What to do: Your response must be made up of each line in the data below that contains the string "Institute".

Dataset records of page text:
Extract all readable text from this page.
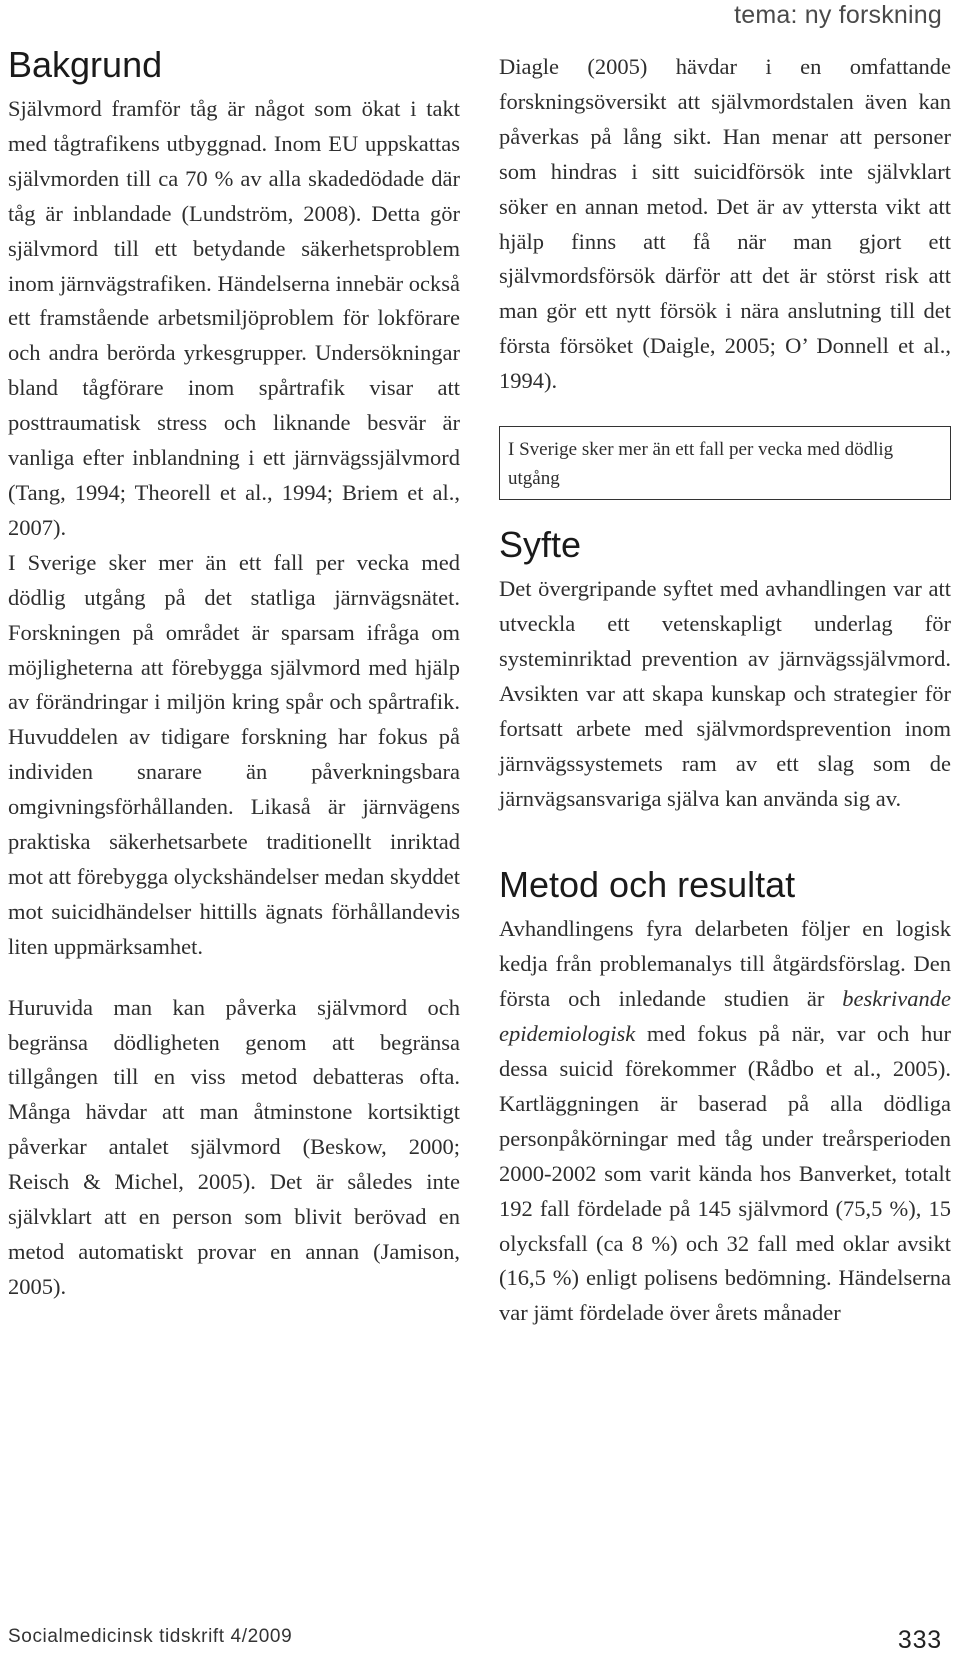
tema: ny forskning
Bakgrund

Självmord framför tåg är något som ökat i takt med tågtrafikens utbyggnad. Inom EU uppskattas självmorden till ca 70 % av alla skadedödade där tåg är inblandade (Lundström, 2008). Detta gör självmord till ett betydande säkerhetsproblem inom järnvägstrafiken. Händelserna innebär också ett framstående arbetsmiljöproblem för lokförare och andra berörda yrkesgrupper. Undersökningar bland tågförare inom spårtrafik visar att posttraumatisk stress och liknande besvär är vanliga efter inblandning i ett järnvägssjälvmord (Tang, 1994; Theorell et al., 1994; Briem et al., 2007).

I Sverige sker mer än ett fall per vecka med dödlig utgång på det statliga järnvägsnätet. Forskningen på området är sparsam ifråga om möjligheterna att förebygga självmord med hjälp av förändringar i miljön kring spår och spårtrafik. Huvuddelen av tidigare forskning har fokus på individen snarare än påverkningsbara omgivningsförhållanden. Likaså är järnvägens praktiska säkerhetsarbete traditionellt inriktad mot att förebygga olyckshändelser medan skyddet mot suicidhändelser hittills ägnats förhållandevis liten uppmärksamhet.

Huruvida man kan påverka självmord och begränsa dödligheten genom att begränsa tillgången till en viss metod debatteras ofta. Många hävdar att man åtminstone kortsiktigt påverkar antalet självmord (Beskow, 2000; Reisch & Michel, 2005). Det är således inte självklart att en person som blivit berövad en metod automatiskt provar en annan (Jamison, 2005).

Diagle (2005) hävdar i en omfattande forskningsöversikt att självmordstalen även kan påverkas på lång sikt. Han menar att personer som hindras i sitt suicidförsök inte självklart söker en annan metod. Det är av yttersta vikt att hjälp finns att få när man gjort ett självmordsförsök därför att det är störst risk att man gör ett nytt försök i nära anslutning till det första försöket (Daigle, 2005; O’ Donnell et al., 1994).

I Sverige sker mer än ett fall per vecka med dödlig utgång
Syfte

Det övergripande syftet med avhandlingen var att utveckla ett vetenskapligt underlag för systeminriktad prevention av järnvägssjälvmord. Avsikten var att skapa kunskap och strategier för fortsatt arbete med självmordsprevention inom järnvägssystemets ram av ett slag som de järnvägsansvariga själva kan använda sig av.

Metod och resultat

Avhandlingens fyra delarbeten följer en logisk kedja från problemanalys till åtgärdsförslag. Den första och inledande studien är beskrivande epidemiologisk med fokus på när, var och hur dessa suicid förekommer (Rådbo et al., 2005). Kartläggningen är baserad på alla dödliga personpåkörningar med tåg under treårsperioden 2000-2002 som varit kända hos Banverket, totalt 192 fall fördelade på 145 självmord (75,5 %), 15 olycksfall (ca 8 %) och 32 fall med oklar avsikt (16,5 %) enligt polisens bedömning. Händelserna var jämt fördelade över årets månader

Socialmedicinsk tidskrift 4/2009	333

==

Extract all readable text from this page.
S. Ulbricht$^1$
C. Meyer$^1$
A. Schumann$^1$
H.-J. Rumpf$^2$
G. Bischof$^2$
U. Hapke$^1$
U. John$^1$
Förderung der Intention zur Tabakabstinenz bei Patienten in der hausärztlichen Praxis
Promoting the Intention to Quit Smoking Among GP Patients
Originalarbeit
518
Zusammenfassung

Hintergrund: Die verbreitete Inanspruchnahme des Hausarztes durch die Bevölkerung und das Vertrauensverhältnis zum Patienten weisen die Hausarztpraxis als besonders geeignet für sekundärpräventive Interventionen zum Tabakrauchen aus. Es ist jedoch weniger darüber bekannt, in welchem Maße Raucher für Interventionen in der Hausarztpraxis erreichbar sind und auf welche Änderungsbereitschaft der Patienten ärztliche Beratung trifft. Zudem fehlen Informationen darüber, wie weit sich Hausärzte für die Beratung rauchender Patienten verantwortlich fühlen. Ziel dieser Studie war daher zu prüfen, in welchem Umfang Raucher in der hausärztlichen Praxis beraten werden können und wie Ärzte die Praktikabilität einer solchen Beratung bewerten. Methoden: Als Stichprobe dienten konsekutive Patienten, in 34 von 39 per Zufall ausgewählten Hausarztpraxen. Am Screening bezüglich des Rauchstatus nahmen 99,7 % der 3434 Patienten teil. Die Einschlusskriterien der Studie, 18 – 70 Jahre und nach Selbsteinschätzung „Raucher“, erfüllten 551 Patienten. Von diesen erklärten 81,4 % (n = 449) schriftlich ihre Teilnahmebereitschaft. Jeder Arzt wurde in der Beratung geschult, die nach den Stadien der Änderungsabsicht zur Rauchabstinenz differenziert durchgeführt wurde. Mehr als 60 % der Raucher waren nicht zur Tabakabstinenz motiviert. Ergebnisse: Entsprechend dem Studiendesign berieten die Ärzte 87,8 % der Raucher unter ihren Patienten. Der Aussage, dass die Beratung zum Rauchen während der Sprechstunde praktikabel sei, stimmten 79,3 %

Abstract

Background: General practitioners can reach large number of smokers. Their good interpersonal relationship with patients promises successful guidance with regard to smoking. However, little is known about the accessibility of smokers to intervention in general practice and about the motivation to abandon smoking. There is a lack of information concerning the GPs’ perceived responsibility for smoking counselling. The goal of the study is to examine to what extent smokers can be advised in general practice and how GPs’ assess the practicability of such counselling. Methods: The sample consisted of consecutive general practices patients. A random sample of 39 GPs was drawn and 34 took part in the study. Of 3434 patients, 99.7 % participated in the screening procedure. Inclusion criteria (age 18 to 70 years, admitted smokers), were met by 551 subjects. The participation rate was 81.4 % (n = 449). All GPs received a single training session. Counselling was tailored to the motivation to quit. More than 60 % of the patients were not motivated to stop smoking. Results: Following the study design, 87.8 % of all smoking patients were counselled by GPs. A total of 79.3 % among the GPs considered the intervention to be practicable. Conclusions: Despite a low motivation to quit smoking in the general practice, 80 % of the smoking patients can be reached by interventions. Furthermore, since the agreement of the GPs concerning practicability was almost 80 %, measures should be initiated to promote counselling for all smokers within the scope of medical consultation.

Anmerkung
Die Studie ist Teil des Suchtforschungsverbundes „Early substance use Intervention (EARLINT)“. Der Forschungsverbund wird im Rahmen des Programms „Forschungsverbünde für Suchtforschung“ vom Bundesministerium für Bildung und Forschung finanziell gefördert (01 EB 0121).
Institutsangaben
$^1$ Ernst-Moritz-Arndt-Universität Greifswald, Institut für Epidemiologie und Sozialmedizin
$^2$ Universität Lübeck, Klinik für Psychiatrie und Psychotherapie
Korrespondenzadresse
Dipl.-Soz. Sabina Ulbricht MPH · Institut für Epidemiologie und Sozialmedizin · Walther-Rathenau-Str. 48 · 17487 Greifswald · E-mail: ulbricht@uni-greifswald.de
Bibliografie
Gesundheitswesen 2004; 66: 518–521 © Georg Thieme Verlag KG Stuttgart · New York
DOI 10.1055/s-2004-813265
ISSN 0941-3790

* * *

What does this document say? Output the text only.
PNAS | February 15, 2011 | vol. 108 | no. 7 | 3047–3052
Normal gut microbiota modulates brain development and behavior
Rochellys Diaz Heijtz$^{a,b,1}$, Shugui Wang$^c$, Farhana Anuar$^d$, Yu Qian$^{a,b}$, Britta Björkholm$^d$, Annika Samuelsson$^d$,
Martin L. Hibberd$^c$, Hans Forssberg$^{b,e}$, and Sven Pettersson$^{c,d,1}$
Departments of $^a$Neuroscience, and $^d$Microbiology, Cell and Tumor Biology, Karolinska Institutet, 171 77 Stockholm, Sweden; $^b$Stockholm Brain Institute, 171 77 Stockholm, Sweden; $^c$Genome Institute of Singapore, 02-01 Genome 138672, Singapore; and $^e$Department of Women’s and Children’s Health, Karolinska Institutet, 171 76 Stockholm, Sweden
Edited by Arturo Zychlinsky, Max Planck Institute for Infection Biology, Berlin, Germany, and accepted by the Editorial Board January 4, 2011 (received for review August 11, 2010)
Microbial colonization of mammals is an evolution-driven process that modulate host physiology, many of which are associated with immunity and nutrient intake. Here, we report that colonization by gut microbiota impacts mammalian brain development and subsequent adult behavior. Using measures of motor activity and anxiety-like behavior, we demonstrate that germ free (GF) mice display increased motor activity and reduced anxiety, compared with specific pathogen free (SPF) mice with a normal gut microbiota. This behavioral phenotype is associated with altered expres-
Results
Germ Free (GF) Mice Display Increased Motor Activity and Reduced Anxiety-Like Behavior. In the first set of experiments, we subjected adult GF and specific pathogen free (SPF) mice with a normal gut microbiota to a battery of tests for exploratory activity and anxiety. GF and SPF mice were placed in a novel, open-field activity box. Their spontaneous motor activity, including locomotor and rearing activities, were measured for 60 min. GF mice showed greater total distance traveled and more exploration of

Task response:
Departments of $^a$Neuroscience, and $^d$Microbiology, Cell and Tumor Biology, Karolinska Institutet, 171 77 Stockholm, Sweden; $^b$Stockholm Brain Institute, 171 77 Stockholm, Sweden; $^c$Genome Institute of Singapore, 02-01 Genome 138672, Singapore; and $^e$Department of Women’s and Children’s Health, Karolinska Institutet, 171 76 Stockholm, Sweden
Edited by Arturo Zychlinsky, Max Planck Institute for Infection Biology, Berlin, Germany, and accepted by the Editorial Board January 4, 2011 (received for review August 11, 2010)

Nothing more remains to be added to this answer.